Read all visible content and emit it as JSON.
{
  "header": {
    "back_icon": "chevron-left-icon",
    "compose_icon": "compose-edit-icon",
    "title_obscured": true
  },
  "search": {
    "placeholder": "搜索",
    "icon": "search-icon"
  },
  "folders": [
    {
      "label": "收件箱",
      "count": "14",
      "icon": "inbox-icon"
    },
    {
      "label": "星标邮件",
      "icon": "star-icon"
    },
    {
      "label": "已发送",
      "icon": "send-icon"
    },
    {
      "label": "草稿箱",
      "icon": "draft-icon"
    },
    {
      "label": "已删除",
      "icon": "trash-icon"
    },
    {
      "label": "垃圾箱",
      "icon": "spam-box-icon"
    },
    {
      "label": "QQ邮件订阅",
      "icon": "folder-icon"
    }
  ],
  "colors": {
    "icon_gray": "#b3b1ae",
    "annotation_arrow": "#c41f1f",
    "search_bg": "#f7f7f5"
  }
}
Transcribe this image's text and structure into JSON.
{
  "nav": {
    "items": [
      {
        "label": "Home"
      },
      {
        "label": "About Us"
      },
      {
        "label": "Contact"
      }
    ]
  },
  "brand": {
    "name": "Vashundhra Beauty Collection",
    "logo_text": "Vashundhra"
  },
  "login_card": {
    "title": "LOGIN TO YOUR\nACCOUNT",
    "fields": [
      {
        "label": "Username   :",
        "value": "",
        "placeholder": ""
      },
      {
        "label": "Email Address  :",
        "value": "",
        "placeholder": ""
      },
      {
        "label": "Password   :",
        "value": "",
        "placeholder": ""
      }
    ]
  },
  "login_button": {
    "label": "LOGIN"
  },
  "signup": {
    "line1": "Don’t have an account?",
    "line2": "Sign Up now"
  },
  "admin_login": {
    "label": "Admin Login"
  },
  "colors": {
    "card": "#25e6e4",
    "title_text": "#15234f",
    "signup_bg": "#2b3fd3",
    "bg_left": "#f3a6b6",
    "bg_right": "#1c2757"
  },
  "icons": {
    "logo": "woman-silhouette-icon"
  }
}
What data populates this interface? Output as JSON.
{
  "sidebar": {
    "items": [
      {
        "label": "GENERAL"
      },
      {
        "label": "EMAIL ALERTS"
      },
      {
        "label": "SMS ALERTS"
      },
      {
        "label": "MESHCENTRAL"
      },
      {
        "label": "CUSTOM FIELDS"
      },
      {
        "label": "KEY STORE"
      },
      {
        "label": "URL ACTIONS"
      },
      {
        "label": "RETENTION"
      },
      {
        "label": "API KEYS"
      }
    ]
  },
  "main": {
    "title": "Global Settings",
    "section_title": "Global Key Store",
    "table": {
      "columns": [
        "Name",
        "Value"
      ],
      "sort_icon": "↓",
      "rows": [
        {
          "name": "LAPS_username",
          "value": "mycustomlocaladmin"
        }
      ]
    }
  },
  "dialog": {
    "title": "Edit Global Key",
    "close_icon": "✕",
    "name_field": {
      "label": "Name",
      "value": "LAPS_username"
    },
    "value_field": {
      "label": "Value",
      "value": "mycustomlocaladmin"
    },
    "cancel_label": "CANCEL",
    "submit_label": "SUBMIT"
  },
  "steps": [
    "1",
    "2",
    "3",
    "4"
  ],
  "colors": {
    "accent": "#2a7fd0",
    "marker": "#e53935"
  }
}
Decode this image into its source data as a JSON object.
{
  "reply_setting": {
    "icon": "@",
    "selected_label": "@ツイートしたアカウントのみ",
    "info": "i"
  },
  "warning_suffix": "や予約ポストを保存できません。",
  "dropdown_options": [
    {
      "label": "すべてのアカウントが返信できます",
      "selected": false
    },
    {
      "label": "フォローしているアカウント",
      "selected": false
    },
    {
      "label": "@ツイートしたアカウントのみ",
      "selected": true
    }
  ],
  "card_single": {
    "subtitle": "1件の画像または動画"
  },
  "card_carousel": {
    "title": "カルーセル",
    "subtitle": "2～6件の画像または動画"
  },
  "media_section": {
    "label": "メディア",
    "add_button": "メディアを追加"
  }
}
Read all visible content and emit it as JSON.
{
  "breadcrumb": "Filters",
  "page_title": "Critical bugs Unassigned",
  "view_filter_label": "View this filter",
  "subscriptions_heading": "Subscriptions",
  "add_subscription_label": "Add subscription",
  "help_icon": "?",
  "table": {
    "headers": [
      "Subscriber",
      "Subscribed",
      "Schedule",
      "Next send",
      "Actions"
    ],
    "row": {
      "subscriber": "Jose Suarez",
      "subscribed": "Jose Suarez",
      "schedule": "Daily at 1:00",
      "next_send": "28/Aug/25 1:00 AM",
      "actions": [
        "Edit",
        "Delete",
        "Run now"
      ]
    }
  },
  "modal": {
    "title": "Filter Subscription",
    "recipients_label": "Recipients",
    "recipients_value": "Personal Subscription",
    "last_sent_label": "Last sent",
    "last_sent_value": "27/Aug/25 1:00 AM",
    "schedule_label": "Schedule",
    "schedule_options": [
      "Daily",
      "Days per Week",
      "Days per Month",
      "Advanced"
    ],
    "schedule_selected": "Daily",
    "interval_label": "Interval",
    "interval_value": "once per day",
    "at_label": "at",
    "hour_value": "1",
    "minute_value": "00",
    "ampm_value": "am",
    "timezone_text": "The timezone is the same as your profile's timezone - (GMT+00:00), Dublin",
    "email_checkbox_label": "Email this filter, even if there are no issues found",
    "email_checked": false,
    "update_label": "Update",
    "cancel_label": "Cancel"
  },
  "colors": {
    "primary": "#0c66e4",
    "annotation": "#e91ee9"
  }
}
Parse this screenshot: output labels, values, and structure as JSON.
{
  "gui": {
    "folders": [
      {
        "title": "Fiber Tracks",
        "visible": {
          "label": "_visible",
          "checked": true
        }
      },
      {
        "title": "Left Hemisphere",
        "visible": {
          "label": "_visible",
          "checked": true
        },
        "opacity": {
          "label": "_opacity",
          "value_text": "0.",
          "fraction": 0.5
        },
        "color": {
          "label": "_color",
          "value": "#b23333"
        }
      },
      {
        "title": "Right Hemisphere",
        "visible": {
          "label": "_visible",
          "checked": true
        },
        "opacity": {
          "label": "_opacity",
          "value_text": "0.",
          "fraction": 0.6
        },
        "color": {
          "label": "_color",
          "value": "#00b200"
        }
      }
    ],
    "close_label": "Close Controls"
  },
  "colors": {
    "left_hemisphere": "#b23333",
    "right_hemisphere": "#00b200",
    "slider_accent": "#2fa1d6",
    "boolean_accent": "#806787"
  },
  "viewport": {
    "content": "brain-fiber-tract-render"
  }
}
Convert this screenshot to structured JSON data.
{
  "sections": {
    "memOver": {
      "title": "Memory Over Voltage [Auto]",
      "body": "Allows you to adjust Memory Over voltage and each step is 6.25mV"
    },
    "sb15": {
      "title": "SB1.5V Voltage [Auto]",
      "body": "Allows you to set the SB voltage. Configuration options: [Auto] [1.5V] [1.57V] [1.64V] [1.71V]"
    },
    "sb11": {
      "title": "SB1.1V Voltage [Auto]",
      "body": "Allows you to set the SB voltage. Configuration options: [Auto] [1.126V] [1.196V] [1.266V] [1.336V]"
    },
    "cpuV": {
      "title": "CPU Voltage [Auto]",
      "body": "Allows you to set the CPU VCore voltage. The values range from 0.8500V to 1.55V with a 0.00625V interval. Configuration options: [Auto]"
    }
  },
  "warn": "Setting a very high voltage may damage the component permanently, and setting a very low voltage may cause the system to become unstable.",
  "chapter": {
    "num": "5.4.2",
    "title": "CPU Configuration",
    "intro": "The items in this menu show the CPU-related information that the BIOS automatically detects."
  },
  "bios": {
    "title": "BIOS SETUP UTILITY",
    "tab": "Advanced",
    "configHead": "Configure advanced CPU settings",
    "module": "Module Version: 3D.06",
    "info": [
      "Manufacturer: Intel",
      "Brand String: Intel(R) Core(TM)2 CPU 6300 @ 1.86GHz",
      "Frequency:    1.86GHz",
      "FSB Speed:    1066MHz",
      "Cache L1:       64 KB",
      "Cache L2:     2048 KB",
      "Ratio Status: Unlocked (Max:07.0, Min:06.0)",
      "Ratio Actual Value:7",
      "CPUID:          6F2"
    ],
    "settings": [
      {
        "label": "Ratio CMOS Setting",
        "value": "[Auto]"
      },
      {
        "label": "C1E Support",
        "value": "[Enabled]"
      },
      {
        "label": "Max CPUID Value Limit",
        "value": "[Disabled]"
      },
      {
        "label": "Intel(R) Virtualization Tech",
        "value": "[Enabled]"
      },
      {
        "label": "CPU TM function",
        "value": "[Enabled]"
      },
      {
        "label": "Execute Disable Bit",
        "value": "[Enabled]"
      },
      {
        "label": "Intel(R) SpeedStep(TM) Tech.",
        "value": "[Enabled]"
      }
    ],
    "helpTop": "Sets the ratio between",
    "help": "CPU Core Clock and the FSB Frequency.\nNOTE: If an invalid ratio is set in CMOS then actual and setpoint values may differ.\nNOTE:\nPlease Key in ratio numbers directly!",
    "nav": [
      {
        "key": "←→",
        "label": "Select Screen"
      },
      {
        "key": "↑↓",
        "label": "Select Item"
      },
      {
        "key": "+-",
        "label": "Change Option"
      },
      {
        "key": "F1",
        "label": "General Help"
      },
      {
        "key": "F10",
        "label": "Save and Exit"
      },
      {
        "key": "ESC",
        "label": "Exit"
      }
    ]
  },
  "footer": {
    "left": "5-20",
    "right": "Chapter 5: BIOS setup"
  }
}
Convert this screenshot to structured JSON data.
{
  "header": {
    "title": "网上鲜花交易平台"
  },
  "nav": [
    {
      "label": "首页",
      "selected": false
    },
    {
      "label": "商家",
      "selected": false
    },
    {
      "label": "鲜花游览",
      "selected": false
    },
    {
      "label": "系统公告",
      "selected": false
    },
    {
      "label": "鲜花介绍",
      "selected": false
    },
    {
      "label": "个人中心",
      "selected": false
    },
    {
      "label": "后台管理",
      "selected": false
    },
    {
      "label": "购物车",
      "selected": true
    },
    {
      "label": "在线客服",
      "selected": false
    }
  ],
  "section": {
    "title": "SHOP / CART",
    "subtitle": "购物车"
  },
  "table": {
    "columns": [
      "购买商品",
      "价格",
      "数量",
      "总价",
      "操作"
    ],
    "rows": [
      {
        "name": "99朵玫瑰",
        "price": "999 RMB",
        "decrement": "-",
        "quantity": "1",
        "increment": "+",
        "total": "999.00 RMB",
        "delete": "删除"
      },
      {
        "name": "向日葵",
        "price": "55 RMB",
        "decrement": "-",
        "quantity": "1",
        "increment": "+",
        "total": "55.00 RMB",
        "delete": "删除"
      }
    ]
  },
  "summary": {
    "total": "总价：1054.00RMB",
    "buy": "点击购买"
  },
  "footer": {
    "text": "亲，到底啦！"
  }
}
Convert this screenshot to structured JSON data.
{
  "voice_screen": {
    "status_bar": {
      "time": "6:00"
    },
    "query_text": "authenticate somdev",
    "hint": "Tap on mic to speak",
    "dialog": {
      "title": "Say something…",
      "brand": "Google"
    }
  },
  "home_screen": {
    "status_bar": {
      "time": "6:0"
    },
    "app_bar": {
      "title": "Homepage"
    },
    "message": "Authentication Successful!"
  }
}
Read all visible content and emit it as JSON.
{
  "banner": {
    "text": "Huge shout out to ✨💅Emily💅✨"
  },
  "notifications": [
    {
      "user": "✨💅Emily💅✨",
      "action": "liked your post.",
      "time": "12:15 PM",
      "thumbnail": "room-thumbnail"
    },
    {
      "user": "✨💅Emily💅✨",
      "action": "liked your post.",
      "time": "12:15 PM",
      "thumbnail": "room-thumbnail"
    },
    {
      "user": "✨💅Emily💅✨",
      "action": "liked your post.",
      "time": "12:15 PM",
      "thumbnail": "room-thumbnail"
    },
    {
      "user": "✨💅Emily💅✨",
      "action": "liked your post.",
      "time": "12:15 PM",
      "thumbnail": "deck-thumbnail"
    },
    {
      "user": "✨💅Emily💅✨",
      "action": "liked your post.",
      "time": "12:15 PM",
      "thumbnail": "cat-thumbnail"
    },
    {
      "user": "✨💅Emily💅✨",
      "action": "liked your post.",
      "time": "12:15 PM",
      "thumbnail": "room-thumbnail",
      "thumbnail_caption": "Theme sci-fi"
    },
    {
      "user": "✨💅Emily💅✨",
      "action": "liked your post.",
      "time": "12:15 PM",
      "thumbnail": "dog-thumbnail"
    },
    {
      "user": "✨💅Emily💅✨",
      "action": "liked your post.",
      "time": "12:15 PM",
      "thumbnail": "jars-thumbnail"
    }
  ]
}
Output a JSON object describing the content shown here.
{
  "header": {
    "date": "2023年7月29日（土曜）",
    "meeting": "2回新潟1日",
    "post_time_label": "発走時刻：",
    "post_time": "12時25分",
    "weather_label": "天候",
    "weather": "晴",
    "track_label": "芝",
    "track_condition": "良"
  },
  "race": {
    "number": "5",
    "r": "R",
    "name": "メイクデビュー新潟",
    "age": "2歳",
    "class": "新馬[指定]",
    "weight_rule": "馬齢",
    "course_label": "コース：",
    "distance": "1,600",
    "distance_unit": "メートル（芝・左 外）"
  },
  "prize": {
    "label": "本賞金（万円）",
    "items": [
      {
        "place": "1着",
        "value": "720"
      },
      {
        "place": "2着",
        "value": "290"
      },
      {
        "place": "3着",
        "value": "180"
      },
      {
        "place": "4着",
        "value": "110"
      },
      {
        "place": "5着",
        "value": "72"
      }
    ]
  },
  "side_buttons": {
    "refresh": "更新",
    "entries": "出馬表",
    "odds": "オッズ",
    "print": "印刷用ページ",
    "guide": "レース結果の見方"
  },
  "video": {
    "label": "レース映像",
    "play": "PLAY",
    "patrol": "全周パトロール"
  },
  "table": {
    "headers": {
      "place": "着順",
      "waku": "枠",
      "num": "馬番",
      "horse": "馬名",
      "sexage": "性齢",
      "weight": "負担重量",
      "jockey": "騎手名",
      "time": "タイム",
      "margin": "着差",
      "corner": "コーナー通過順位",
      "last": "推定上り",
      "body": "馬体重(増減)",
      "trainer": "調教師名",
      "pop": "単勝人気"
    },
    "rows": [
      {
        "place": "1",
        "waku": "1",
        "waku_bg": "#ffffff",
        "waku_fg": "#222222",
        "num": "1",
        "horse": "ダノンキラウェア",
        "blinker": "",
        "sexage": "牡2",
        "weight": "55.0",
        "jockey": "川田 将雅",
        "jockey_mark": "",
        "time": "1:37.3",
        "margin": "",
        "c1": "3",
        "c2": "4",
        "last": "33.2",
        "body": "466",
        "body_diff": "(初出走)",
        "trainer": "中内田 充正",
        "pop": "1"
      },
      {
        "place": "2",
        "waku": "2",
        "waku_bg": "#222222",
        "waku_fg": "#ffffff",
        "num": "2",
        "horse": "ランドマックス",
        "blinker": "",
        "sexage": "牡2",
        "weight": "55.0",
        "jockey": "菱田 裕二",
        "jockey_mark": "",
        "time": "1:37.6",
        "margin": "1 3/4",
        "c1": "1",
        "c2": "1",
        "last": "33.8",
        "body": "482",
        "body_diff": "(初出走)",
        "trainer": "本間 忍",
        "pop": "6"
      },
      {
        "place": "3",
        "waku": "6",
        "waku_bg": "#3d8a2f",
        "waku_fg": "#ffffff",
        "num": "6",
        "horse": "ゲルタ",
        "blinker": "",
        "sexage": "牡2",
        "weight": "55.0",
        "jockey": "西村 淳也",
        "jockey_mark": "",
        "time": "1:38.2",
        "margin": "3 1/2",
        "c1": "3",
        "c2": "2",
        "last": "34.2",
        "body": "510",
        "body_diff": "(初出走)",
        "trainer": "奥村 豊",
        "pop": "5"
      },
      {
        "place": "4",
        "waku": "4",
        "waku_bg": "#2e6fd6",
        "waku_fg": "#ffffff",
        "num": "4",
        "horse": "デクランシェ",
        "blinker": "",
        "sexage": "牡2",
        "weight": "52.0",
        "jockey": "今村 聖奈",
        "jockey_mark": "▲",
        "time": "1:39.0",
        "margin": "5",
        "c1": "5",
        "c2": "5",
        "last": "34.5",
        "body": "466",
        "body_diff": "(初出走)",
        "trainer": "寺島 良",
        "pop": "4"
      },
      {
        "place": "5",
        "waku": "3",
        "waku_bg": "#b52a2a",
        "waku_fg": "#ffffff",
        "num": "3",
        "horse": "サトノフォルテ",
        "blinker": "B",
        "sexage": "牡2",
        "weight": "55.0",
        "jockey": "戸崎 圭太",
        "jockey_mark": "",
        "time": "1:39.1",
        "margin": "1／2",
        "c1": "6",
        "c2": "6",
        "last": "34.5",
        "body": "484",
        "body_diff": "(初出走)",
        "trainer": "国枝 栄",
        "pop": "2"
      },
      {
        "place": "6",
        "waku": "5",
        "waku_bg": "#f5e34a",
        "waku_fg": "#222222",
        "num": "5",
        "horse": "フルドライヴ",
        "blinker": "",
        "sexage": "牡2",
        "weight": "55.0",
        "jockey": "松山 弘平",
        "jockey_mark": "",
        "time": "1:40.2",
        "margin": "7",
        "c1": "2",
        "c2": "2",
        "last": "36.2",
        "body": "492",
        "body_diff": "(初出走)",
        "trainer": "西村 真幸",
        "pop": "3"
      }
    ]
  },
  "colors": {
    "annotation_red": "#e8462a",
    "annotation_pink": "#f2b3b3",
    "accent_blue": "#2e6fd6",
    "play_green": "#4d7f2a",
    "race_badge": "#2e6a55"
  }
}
----------
- _Task requirements_: Return each line with "mycustomlocaladmin".

- _Correct result_:
          "value": "mycustomlocaladmin"
      "value": "mycustomlocaladmin"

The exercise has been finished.